Print all of the entries exactly, minus the pictures.

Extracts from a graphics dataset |
'''

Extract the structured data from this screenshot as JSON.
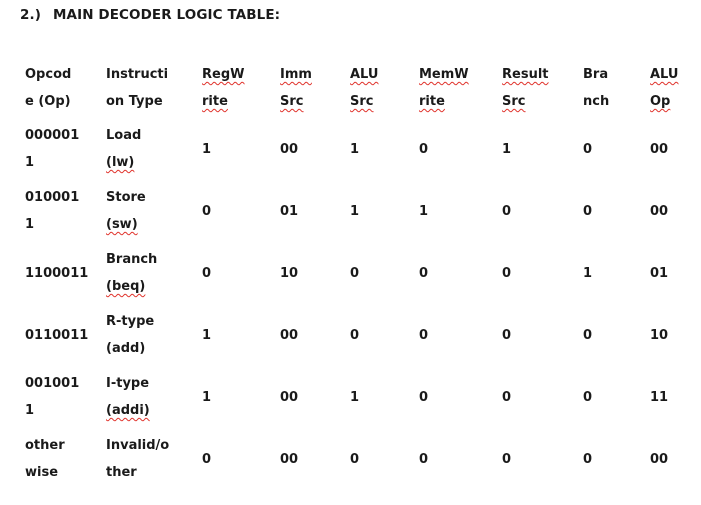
{
  "heading": {
    "number": "2.)",
    "title": "MAIN DECODER LOGIC TABLE:"
  },
  "table": {
    "headers": [
      {
        "lines": [
          "Opcod",
          "e (Op)"
        ],
        "squiggle": false
      },
      {
        "lines": [
          "Instructi",
          "on Type"
        ],
        "squiggle": false
      },
      {
        "lines": [
          "RegW",
          "rite"
        ],
        "squiggle": true
      },
      {
        "lines": [
          "Imm",
          "Src"
        ],
        "squiggle": true
      },
      {
        "lines": [
          "ALU",
          "Src"
        ],
        "squiggle": true
      },
      {
        "lines": [
          "MemW",
          "rite"
        ],
        "squiggle": true
      },
      {
        "lines": [
          "Result",
          "Src"
        ],
        "squiggle": true
      },
      {
        "lines": [
          "Bra",
          "nch"
        ],
        "squiggle": false
      },
      {
        "lines": [
          "ALU",
          "Op"
        ],
        "squiggle": true
      }
    ],
    "rows": [
      {
        "opcode": [
          "000001",
          "1"
        ],
        "type": [
          "Load",
          "(lw)"
        ],
        "squiggle_line": 1,
        "values": [
          "1",
          "00",
          "1",
          "0",
          "1",
          "0",
          "00"
        ]
      },
      {
        "opcode": [
          "010001",
          "1"
        ],
        "type": [
          "Store",
          "(sw)"
        ],
        "squiggle_line": 1,
        "values": [
          "0",
          "01",
          "1",
          "1",
          "0",
          "0",
          "00"
        ]
      },
      {
        "opcode": [
          "1100011"
        ],
        "type": [
          "Branch",
          "(beq)"
        ],
        "squiggle_line": 1,
        "values": [
          "0",
          "10",
          "0",
          "0",
          "0",
          "1",
          "01"
        ]
      },
      {
        "opcode": [
          "0110011"
        ],
        "type": [
          "R-type",
          "(add)"
        ],
        "squiggle_line": -1,
        "values": [
          "1",
          "00",
          "0",
          "0",
          "0",
          "0",
          "10"
        ]
      },
      {
        "opcode": [
          "001001",
          "1"
        ],
        "type": [
          "I-type",
          "(addi)"
        ],
        "squiggle_line": 1,
        "values": [
          "1",
          "00",
          "1",
          "0",
          "0",
          "0",
          "11"
        ]
      },
      {
        "opcode": [
          "other",
          "wise"
        ],
        "type": [
          "Invalid/o",
          "ther"
        ],
        "squiggle_line": -1,
        "values": [
          "0",
          "00",
          "0",
          "0",
          "0",
          "0",
          "00"
        ]
      }
    ]
  }
}
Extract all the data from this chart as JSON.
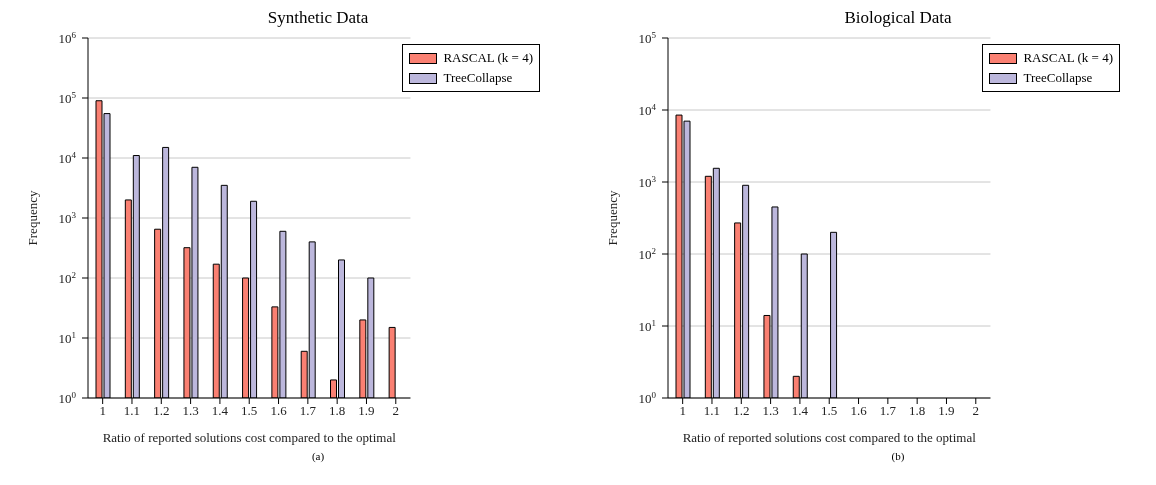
{
  "chart_data": [
    {
      "type": "bar",
      "title": "Synthetic Data",
      "xlabel": "Ratio of reported solutions cost compared to the optimal",
      "ylabel": "Frequency",
      "annotations": [
        "(a)"
      ],
      "categories": [
        "1",
        "1.1",
        "1.2",
        "1.3",
        "1.4",
        "1.5",
        "1.6",
        "1.7",
        "1.8",
        "1.9",
        "2"
      ],
      "series": [
        {
          "name": "RASCAL (k = 4)",
          "color": "#fa8072",
          "values": [
            90000,
            2000,
            650,
            320,
            170,
            100,
            33,
            6,
            2,
            20,
            15
          ]
        },
        {
          "name": "TreeCollapse",
          "color": "#bcb7dc",
          "values": [
            55000,
            11000,
            15000,
            7000,
            3500,
            1900,
            600,
            400,
            200,
            100,
            null
          ]
        }
      ],
      "log": "y",
      "ylim": [
        1,
        1000000
      ],
      "yticks": [
        {
          "value": 1,
          "label": "10$^{0}$"
        },
        {
          "value": 10,
          "label": "10$^{1}$"
        },
        {
          "value": 100,
          "label": "10$^{2}$"
        },
        {
          "value": 1000,
          "label": "10$^{3}$"
        },
        {
          "value": 10000,
          "label": "10$^{4}$"
        },
        {
          "value": 100000,
          "label": "10$^{5}$"
        },
        {
          "value": 1000000,
          "label": "10$^{6}$"
        }
      ],
      "grid": "y",
      "legend": "top right"
    },
    {
      "type": "bar",
      "title": "Biological Data",
      "xlabel": "Ratio of reported solutions cost compared to the optimal",
      "ylabel": "Frequency",
      "annotations": [
        "(b)"
      ],
      "categories": [
        "1",
        "1.1",
        "1.2",
        "1.3",
        "1.4",
        "1.5",
        "1.6",
        "1.7",
        "1.8",
        "1.9",
        "2"
      ],
      "series": [
        {
          "name": "RASCAL (k = 4)",
          "color": "#fa8072",
          "values": [
            8500,
            1200,
            270,
            14,
            2,
            null,
            null,
            null,
            null,
            null,
            null
          ]
        },
        {
          "name": "TreeCollapse",
          "color": "#bcb7dc",
          "values": [
            7000,
            1550,
            900,
            450,
            100,
            200,
            null,
            null,
            null,
            null,
            null
          ]
        }
      ],
      "log": "y",
      "ylim": [
        1,
        100000
      ],
      "yticks": [
        {
          "value": 1,
          "label": "10$^{0}$"
        },
        {
          "value": 10,
          "label": "10$^{1}$"
        },
        {
          "value": 100,
          "label": "10$^{2}$"
        },
        {
          "value": 1000,
          "label": "10$^{3}$"
        },
        {
          "value": 10000,
          "label": "10$^{4}$"
        },
        {
          "value": 100000,
          "label": "10$^{5}$"
        }
      ],
      "grid": "y",
      "legend": "top right"
    }
  ]
}
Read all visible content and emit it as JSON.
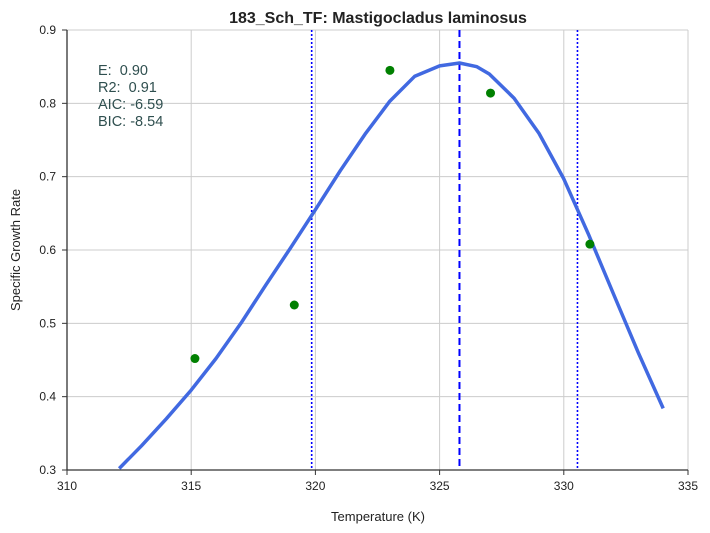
{
  "chart_data": {
    "type": "scatter",
    "title": "183_Sch_TF: Mastigocladus laminosus",
    "xlabel": "Temperature (K)",
    "ylabel": "Specific Growth Rate",
    "xlim": [
      310,
      335
    ],
    "ylim": [
      0.3,
      0.9
    ],
    "xticks": [
      "310",
      "315",
      "320",
      "325",
      "330",
      "335"
    ],
    "yticks": [
      "0.3",
      "0.4",
      "0.5",
      "0.6",
      "0.7",
      "0.8",
      "0.9"
    ],
    "grid": true,
    "points": {
      "x": [
        315.15,
        319.15,
        323.0,
        327.05,
        331.05
      ],
      "y": [
        0.452,
        0.525,
        0.845,
        0.814,
        0.608
      ],
      "color": "#008000"
    },
    "fit_curve": {
      "color": "#4169e1",
      "x": [
        312.1,
        313,
        314,
        315,
        316,
        317,
        318,
        319,
        320,
        321,
        322,
        323,
        324,
        325,
        325.8,
        326.5,
        327,
        328,
        329,
        330,
        331,
        332,
        333,
        334
      ],
      "y": [
        0.302,
        0.333,
        0.37,
        0.409,
        0.452,
        0.5,
        0.552,
        0.603,
        0.655,
        0.708,
        0.758,
        0.803,
        0.837,
        0.851,
        0.855,
        0.85,
        0.84,
        0.807,
        0.759,
        0.697,
        0.621,
        0.54,
        0.46,
        0.384
      ]
    },
    "vlines": [
      {
        "x": 319.85,
        "style": "dotted",
        "color": "#0000ff"
      },
      {
        "x": 325.8,
        "style": "dashed",
        "color": "#0000ff"
      },
      {
        "x": 330.55,
        "style": "dotted",
        "color": "#0000ff"
      }
    ],
    "stats": [
      {
        "text": "E:  0.90"
      },
      {
        "text": "R2:  0.91"
      },
      {
        "text": "AIC: -6.59"
      },
      {
        "text": "BIC: -8.54"
      }
    ]
  }
}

'''

Response to this task |
Extract the structured data from this screenshot as JSON.
{
  "heading": {
    "number": "2.)",
    "title": "MAIN DECODER LOGIC TABLE:"
  },
  "table": {
    "headers": [
      {
        "lines": [
          "Opcod",
          "e (Op)"
        ],
        "squiggle": false
      },
      {
        "lines": [
          "Instructi",
          "on Type"
        ],
        "squiggle": false
      },
      {
        "lines": [
          "RegW",
          "rite"
        ],
        "squiggle": true
      },
      {
        "lines": [
          "Imm",
          "Src"
        ],
        "squiggle": true
      },
      {
        "lines": [
          "ALU",
          "Src"
        ],
        "squiggle": true
      },
      {
        "lines": [
          "MemW",
          "rite"
        ],
        "squiggle": true
      },
      {
        "lines": [
          "Result",
          "Src"
        ],
        "squiggle": true
      },
      {
        "lines": [
          "Bra",
          "nch"
        ],
        "squiggle": false
      },
      {
        "lines": [
          "ALU",
          "Op"
        ],
        "squiggle": true
      }
    ],
    "rows": [
      {
        "opcode": [
          "000001",
          "1"
        ],
        "type": [
          "Load",
          "(lw)"
        ],
        "squiggle_line": 1,
        "values": [
          "1",
          "00",
          "1",
          "0",
          "1",
          "0",
          "00"
        ]
      },
      {
        "opcode": [
          "010001",
          "1"
        ],
        "type": [
          "Store",
          "(sw)"
        ],
        "squiggle_line": 1,
        "values": [
          "0",
          "01",
          "1",
          "1",
          "0",
          "0",
          "00"
        ]
      },
      {
        "opcode": [
          "1100011"
        ],
        "type": [
          "Branch",
          "(beq)"
        ],
        "squiggle_line": 1,
        "values": [
          "0",
          "10",
          "0",
          "0",
          "0",
          "1",
          "01"
        ]
      },
      {
        "opcode": [
          "0110011"
        ],
        "type": [
          "R-type",
          "(add)"
        ],
        "squiggle_line": -1,
        "values": [
          "1",
          "00",
          "0",
          "0",
          "0",
          "0",
          "10"
        ]
      },
      {
        "opcode": [
          "001001",
          "1"
        ],
        "type": [
          "I-type",
          "(addi)"
        ],
        "squiggle_line": 1,
        "values": [
          "1",
          "00",
          "1",
          "0",
          "0",
          "0",
          "11"
        ]
      },
      {
        "opcode": [
          "other",
          "wise"
        ],
        "type": [
          "Invalid/o",
          "ther"
        ],
        "squiggle_line": -1,
        "values": [
          "0",
          "00",
          "0",
          "0",
          "0",
          "0",
          "00"
        ]
      }
    ]
  }
}
Extract all the data from this chart as JSON.
{
  "chart_data": [
    {
      "type": "bar",
      "title": "Synthetic Data",
      "xlabel": "Ratio of reported solutions cost compared to the optimal",
      "ylabel": "Frequency",
      "annotations": [
        "(a)"
      ],
      "categories": [
        "1",
        "1.1",
        "1.2",
        "1.3",
        "1.4",
        "1.5",
        "1.6",
        "1.7",
        "1.8",
        "1.9",
        "2"
      ],
      "series": [
        {
          "name": "RASCAL (k = 4)",
          "color": "#fa8072",
          "values": [
            90000,
            2000,
            650,
            320,
            170,
            100,
            33,
            6,
            2,
            20,
            15
          ]
        },
        {
          "name": "TreeCollapse",
          "color": "#bcb7dc",
          "values": [
            55000,
            11000,
            15000,
            7000,
            3500,
            1900,
            600,
            400,
            200,
            100,
            null
          ]
        }
      ],
      "log": "y",
      "ylim": [
        1,
        1000000
      ],
      "yticks": [
        {
          "value": 1,
          "label": "10$^{0}$"
        },
        {
          "value": 10,
          "label": "10$^{1}$"
        },
        {
          "value": 100,
          "label": "10$^{2}$"
        },
        {
          "value": 1000,
          "label": "10$^{3}$"
        },
        {
          "value": 10000,
          "label": "10$^{4}$"
        },
        {
          "value": 100000,
          "label": "10$^{5}$"
        },
        {
          "value": 1000000,
          "label": "10$^{6}$"
        }
      ],
      "grid": "y",
      "legend": "top right"
    },
    {
      "type": "bar",
      "title": "Biological Data",
      "xlabel": "Ratio of reported solutions cost compared to the optimal",
      "ylabel": "Frequency",
      "annotations": [
        "(b)"
      ],
      "categories": [
        "1",
        "1.1",
        "1.2",
        "1.3",
        "1.4",
        "1.5",
        "1.6",
        "1.7",
        "1.8",
        "1.9",
        "2"
      ],
      "series": [
        {
          "name": "RASCAL (k = 4)",
          "color": "#fa8072",
          "values": [
            8500,
            1200,
            270,
            14,
            2,
            null,
            null,
            null,
            null,
            null,
            null
          ]
        },
        {
          "name": "TreeCollapse",
          "color": "#bcb7dc",
          "values": [
            7000,
            1550,
            900,
            450,
            100,
            200,
            null,
            null,
            null,
            null,
            null
          ]
        }
      ],
      "log": "y",
      "ylim": [
        1,
        100000
      ],
      "yticks": [
        {
          "value": 1,
          "label": "10$^{0}$"
        },
        {
          "value": 10,
          "label": "10$^{1}$"
        },
        {
          "value": 100,
          "label": "10$^{2}$"
        },
        {
          "value": 1000,
          "label": "10$^{3}$"
        },
        {
          "value": 10000,
          "label": "10$^{4}$"
        },
        {
          "value": 100000,
          "label": "10$^{5}$"
        }
      ],
      "grid": "y",
      "legend": "top right"
    }
  ]
}
Read all visible content and emit it as JSON.
{
  "chart_data": {
    "type": "scatter",
    "title": "183_Sch_TF: Mastigocladus laminosus",
    "xlabel": "Temperature (K)",
    "ylabel": "Specific Growth Rate",
    "xlim": [
      310,
      335
    ],
    "ylim": [
      0.3,
      0.9
    ],
    "xticks": [
      "310",
      "315",
      "320",
      "325",
      "330",
      "335"
    ],
    "yticks": [
      "0.3",
      "0.4",
      "0.5",
      "0.6",
      "0.7",
      "0.8",
      "0.9"
    ],
    "grid": true,
    "points": {
      "x": [
        315.15,
        319.15,
        323.0,
        327.05,
        331.05
      ],
      "y": [
        0.452,
        0.525,
        0.845,
        0.814,
        0.608
      ],
      "color": "#008000"
    },
    "fit_curve": {
      "color": "#4169e1",
      "x": [
        312.1,
        313,
        314,
        315,
        316,
        317,
        318,
        319,
        320,
        321,
        322,
        323,
        324,
        325,
        325.8,
        326.5,
        327,
        328,
        329,
        330,
        331,
        332,
        333,
        334
      ],
      "y": [
        0.302,
        0.333,
        0.37,
        0.409,
        0.452,
        0.5,
        0.552,
        0.603,
        0.655,
        0.708,
        0.758,
        0.803,
        0.837,
        0.851,
        0.855,
        0.85,
        0.84,
        0.807,
        0.759,
        0.697,
        0.621,
        0.54,
        0.46,
        0.384
      ]
    },
    "vlines": [
      {
        "x": 319.85,
        "style": "dotted",
        "color": "#0000ff"
      },
      {
        "x": 325.8,
        "style": "dashed",
        "color": "#0000ff"
      },
      {
        "x": 330.55,
        "style": "dotted",
        "color": "#0000ff"
      }
    ],
    "stats": [
      {
        "text": "E:  0.90"
      },
      {
        "text": "R2:  0.91"
      },
      {
        "text": "AIC: -6.59"
      },
      {
        "text": "BIC: -8.54"
      }
    ]
  }
}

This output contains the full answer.